12.1 The Consumer Guarantees Act 1993, The Fair Trading Act 1986 and other statutes may imply warranties or conditions or impose obligations upon Snell Packaging & Safety which cannot by law (or which can only to a limited extent by law) be excluded or modified. In respect of any such implied warranties, conditions or terms imposed on Snell Packaging & Safety, Snell Packaging & Safety’s liability shall, where it is allowed, be excluded or if not able to be excluded only apply to the minimum extent required by the relevant statute.
12.2 Subject to clause 12.1:
12.2.1 The parties shall indemnify one another against all claims and for direct loss, costs and expenses arising from or incurred in connection with any negligence or non-performance or breach by a party of any of its obligations under or arising out of these terms; and
12.2.2 Neither party shall under any circumstances have any liability to the other party or any third party in respect of any indirect, consequential, incidental, or special loss or damage, loss of profit or loss of opportunity. The exclusions and limitations of liability shall not apply in cases of deliberate intent, gross negligence, warranty claims, damage to life, limb, or health, or to the extent any applicable product liability laws apply.
13.1 No representation, condition, warranty, or premise expressed or implied by law or otherwise applies to the Products except where goods are supplied, or services provided pursuant to the Consumer Guarantees Act 1993 or except where expressly stated in this contract.
14. CONSUMER GUARANTEES ACT
14.1 The guarantees contained in the Consumer Guarantees Act 1993 are excluded where the Customer acquires Products from Snell Packaging & Safety for the purposes of a business in terms of section 2 and 43 of that Act.

Prompt: Print the liability and Consumer Guarantees Act clauses above exactly as they appear, in full.

Document layout analysis data:
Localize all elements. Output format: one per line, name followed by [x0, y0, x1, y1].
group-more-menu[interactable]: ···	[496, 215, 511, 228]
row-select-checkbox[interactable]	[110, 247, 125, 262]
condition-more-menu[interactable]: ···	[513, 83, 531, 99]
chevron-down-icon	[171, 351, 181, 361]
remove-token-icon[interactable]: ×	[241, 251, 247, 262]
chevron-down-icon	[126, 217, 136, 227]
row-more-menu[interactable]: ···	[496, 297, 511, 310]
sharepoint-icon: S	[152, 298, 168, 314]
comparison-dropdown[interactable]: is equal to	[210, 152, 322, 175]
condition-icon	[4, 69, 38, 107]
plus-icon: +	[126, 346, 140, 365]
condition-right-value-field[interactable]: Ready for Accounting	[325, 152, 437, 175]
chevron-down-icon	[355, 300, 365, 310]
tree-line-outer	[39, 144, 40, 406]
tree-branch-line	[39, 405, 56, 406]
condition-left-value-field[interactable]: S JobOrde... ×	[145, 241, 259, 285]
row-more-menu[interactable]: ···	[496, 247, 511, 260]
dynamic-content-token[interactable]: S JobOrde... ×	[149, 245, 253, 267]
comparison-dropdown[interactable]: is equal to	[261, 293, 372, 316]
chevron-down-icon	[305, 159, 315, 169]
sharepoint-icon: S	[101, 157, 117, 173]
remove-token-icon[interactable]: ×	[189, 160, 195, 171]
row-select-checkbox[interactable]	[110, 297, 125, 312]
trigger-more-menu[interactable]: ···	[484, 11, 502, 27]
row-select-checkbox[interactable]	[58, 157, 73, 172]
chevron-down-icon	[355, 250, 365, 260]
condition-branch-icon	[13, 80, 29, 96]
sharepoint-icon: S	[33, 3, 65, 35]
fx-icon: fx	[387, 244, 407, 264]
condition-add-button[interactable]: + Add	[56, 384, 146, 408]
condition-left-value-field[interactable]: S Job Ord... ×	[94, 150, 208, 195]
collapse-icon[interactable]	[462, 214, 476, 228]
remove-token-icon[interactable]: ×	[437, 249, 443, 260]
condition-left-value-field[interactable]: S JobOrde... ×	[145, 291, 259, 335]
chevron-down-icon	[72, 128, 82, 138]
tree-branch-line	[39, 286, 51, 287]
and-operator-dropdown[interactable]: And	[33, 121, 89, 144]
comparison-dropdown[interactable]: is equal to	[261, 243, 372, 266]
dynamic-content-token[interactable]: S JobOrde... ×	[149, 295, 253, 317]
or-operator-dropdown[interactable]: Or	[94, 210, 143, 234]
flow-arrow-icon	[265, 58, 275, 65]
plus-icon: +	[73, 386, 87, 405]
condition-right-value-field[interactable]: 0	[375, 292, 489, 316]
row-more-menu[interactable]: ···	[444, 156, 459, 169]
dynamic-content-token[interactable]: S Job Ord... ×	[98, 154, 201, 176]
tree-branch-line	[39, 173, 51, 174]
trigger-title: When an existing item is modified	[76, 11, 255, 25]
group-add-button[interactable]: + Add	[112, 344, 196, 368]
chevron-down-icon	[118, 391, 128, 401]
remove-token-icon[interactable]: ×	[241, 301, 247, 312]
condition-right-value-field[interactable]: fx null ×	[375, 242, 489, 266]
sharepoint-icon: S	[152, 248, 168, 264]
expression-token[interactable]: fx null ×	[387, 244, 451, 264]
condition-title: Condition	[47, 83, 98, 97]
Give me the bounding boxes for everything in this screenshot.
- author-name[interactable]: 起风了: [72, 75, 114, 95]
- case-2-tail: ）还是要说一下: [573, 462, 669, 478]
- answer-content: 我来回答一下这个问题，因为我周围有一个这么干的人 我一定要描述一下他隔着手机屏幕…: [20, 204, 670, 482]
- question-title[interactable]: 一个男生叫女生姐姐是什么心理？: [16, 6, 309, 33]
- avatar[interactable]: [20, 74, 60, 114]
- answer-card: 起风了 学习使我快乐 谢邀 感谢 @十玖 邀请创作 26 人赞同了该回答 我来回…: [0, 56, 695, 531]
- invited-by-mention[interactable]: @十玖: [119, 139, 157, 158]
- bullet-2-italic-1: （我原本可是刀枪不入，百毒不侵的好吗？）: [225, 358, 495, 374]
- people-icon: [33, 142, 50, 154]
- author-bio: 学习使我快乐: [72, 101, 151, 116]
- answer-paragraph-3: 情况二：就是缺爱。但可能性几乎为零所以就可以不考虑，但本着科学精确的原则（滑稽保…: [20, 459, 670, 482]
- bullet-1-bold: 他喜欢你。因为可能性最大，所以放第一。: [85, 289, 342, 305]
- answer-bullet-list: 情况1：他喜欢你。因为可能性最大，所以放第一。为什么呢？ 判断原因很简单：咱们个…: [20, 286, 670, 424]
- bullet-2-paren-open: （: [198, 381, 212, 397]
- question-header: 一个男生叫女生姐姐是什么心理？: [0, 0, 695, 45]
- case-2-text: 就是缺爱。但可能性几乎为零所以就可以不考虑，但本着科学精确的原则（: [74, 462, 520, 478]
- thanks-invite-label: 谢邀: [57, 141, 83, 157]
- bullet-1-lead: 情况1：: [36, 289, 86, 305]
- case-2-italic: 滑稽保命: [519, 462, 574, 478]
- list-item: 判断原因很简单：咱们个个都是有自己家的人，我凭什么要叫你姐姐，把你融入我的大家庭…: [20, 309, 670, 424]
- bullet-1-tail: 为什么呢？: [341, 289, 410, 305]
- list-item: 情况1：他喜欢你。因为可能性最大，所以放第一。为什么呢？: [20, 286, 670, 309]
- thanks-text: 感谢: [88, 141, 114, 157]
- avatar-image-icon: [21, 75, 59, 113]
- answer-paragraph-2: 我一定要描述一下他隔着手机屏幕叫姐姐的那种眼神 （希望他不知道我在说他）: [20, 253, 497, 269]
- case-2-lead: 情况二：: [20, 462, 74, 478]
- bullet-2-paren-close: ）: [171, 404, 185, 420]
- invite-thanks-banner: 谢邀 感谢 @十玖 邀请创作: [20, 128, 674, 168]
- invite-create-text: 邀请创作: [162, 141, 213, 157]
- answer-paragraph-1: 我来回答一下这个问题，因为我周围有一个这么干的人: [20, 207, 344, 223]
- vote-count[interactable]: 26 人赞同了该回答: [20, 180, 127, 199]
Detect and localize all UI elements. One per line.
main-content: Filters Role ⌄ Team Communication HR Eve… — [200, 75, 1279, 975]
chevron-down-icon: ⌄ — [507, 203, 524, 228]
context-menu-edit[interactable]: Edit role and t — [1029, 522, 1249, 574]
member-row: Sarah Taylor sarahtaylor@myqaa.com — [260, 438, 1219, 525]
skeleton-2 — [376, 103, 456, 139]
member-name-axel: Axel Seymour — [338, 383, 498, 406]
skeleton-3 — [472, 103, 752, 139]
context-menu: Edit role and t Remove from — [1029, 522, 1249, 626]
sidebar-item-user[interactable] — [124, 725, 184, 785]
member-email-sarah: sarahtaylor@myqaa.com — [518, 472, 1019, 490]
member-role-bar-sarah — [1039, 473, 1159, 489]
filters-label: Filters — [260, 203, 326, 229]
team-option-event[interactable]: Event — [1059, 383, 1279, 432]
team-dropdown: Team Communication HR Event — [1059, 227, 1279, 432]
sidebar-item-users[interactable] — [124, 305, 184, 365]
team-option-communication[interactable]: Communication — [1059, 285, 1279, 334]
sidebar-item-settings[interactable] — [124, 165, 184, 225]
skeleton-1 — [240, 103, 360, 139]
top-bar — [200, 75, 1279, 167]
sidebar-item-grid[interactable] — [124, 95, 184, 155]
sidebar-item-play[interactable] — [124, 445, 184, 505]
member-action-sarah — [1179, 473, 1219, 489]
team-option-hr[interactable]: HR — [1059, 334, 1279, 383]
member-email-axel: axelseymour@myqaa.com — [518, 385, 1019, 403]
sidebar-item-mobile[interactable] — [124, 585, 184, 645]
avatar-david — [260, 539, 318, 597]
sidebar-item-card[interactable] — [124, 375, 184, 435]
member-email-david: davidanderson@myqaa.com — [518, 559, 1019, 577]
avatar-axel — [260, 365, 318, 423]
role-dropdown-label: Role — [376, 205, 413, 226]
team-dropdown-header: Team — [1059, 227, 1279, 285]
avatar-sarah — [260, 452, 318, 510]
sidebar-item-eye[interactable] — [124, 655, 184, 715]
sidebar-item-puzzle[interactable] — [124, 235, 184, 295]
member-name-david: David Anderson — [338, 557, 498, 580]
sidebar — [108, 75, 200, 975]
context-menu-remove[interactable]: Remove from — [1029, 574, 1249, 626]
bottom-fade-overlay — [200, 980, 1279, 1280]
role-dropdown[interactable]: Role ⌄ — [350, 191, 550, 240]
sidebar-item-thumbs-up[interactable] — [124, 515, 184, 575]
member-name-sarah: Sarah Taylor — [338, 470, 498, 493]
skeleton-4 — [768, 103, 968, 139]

Output below:
12.1 The Consumer Guarantees Act 1993, The Fair Trading Act 1986 and other statutes may imply warranties or conditions or impose obligations upon Snell Packaging & Safety which cannot by law (or which can only to a limited extent by law) be excluded or modified. In respect of any such implied warranties, conditions or terms imposed on Snell Packaging & Safety, Snell Packaging & Safety’s liability shall, where it is allowed, be excluded or if not able to be excluded only apply to the minimum extent required by the relevant statute.
12.2 Subject to clause 12.1:
12.2.1 The parties shall indemnify one another against all claims and for direct loss, costs and expenses arising from or incurred in connection with any negligence or non-performance or breach by a party of any of its obligations under or arising out of these terms; and
12.2.2 Neither party shall under any circumstances have any liability to the other party or any third party in respect of any indirect, consequential, incidental, or special loss or damage, loss of profit or loss of opportunity. The exclusions and limitations of liability shall not apply in cases of deliberate intent, gross negligence, warranty claims, damage to life, limb, or health, or to the extent any applicable product liability laws apply.
13.1 No representation, condition, warranty, or premise expressed or implied by law or otherwise applies to the Products except where goods are supplied, or services provided pursuant to the Consumer Guarantees Act 1993 or except where expressly stated in this contract.
14. CONSUMER GUARANTEES ACT
14.1 The guarantees contained in the Consumer Guarantees Act 1993 are excluded where the Customer acquires Products from Snell Packaging & Safety for the purposes of a business in terms of section 2 and 43 of that Act.